**DOCUMENT EXCERPT**
To begin, I’ll stick with Old Ez, a great poetic thief himself, for just a moment longer. His friend, the great, if often underappreciated British poet Basil Bunting, found in a German-Italian dictionary the German verb dichten (to write poetry) translated as condensare (to condense, shorten, abbreviate). Pound leapt upon this serendipitous discovery to produce one of his poetic dicta (“DICHTEN=CONDENSARE”) that, along with “make it new” (which he also lifted, from the washbasin of the Chinese emperor Ch’êng T’ang), became one of the founding principles of modern poetry. It is a principle that, alas, too many long-winded neo-surrealists seem these days to have forgotten or ignored, but not Liana Quill, nor many poets of her rising generation, who are engaged in an aesthetic reexamination of the poets of the generation before them and finding their inspiration not in those poets, but in their modernist predecessors.
Quill seems the living embodiment of DICHTEN=CONDENSARE as well as Ralph Waldo Emerson’s stated belief that “All writing should be selection in order to drop every dead word.” Her tiny poems, seldom longer than eight words, are the result of a long and considered discarding of those words unnecessary to the essential mission of any given poem. As critic Renee Branum put it, “There is a feeling of immense paring down, as if every other word in the English language were passed over, found unsuitable, and these eight words (or however many the case may be) were chosen, combined, married to reflect a completely unique, one-of-a-kind perspective.” The result is a new kind of poem, carefully composed in such a compressed language that it renders them as dense as diamonds—and as brilliant. The poems of Liana Quill are not, then, post-modern—what one might expect of a young poet at the end of the first decade of the twenty-first century—but rather a logical recovery and extension of modernism.
But, of course, all that I’ve said so far is merely assertive, opinion without supporting evidence as is, sadly enough, usually the case with critical writing about poetry these days. So to support my assertions, I offer you now my ABC, my beginner’s guide to the reading of this new kind of poem:
A
The first step toward an understanding of Quill’s poems is, as I’ve said, to slow down. Read these poems slowly and carefully; listen to them, to their sensuous language. Hear how they take advantage, despite their brevity, of the full range of sounds that we have become used to in the long history of poetry in English. Readers of her poems have mentioned hearing in them, among others, Gerard Manley Hopkins and Dylan Thomas. Whether Quill is or is not consciously aware of that kinship, the richness of sound these three poets share is certainly an important factor in the workings of her poems. At this level of understanding, the purely sensuously pleasurable, the poems take on meaning with an almost Franciscan simplicity. I am reminded of Roberto Rossellini’s account of his meeting with a poet of this kind of simplicity:
A very wise old monk, Brother Raffaele, who was a servant, not a real priest, said he was a poet. I asked him what kind of poetry he was doing. He said, “I wrote a poem about a rose.” I asked him to tell it to me. He closed his eyes and lifted his face toward the sky and said, “Oh, Rose!” and that was the whole poem. How can we have a better poem than that?

**STATED EXERCISE A**
Using the passage about Liana Quill's poems, decide whether each statement agrees with it. (i) Basil Bunting found the verb dichten translated as condensare in a German-Italian dictionary. (ii) Quill's poems are seldom longer than twelve words. (iii) Brother Raffaele was a real priest.

**Region and label lists**
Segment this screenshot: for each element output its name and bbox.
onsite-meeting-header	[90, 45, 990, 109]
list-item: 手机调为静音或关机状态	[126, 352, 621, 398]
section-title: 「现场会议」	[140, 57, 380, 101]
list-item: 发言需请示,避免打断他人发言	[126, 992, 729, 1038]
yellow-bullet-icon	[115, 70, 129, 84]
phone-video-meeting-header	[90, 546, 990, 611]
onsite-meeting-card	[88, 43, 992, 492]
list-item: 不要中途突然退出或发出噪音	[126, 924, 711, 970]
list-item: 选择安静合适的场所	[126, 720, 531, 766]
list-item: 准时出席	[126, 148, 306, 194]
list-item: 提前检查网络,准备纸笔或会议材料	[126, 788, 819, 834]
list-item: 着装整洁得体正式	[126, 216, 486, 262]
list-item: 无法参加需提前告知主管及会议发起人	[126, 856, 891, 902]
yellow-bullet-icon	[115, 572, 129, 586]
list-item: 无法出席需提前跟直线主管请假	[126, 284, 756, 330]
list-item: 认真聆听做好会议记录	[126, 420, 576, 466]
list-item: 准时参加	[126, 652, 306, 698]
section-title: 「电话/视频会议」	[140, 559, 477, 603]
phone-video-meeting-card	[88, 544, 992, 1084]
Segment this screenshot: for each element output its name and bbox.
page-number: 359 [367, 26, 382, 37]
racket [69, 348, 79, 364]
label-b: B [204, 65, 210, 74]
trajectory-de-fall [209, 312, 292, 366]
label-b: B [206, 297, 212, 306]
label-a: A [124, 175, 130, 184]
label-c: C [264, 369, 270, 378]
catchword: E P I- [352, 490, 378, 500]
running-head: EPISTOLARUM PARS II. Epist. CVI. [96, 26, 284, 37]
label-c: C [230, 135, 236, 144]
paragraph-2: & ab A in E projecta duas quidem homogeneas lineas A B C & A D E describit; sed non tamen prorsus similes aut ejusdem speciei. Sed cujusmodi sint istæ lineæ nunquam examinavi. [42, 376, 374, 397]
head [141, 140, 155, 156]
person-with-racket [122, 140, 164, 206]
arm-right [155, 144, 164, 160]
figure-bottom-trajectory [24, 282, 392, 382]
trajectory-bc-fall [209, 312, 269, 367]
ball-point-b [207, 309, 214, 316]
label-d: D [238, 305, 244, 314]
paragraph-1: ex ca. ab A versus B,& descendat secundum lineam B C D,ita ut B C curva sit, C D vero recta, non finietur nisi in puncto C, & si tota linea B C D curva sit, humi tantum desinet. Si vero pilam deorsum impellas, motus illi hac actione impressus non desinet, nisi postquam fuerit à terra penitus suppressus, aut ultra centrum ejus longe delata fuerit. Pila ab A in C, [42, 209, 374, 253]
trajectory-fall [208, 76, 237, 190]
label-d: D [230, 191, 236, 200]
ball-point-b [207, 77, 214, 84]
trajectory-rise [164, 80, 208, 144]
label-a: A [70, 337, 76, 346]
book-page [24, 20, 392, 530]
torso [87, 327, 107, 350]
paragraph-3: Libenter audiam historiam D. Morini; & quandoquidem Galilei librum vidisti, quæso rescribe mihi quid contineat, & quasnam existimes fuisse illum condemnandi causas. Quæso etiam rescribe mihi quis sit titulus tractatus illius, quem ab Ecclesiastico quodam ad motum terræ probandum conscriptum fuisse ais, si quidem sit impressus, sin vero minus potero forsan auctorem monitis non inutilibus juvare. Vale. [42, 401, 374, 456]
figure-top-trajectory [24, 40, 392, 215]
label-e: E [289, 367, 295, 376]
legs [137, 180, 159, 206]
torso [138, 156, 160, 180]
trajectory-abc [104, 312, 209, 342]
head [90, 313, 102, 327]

**STATED EXERCISE B**
Reproduce word for word the records, starting with their first line and going on through the line with "page-number: 359 [367, 26, 382, 37]", both ends included.

**TASK SOLUTION A**
(i) Yes: "found in a German-Italian dictionary the German verb dichten (to write poetry) translated as condensare"
(ii) No: "seldom longer than eight words"
(iii) No: "who was a servant, not a real priest"

**TASK SOLUTION B**
Segment this screenshot: for each element output its name and bbox.
onsite-meeting-header	[90, 45, 990, 109]
list-item: 手机调为静音或关机状态	[126, 352, 621, 398]
section-title: 「现场会议」	[140, 57, 380, 101]
list-item: 发言需请示,避免打断他人发言	[126, 992, 729, 1038]
yellow-bullet-icon	[115, 70, 129, 84]
phone-video-meeting-header	[90, 546, 990, 611]
onsite-meeting-card	[88, 43, 992, 492]
list-item: 不要中途突然退出或发出噪音	[126, 924, 711, 970]
list-item: 选择安静合适的场所	[126, 720, 531, 766]
list-item: 准时出席	[126, 148, 306, 194]
list-item: 提前检查网络,准备纸笔或会议材料	[126, 788, 819, 834]
list-item: 着装整洁得体正式	[126, 216, 486, 262]
list-item: 无法参加需提前告知主管及会议发起人	[126, 856, 891, 902]
yellow-bullet-icon	[115, 572, 129, 586]
list-item: 无法出席需提前跟直线主管请假	[126, 284, 756, 330]
list-item: 认真聆听做好会议记录	[126, 420, 576, 466]
list-item: 准时参加	[126, 652, 306, 698]
section-title: 「电话/视频会议」	[140, 559, 477, 603]
phone-video-meeting-card	[88, 544, 992, 1084]
Segment this screenshot: for each element output its name and bbox.
page-number: 359 [367, 26, 382, 37]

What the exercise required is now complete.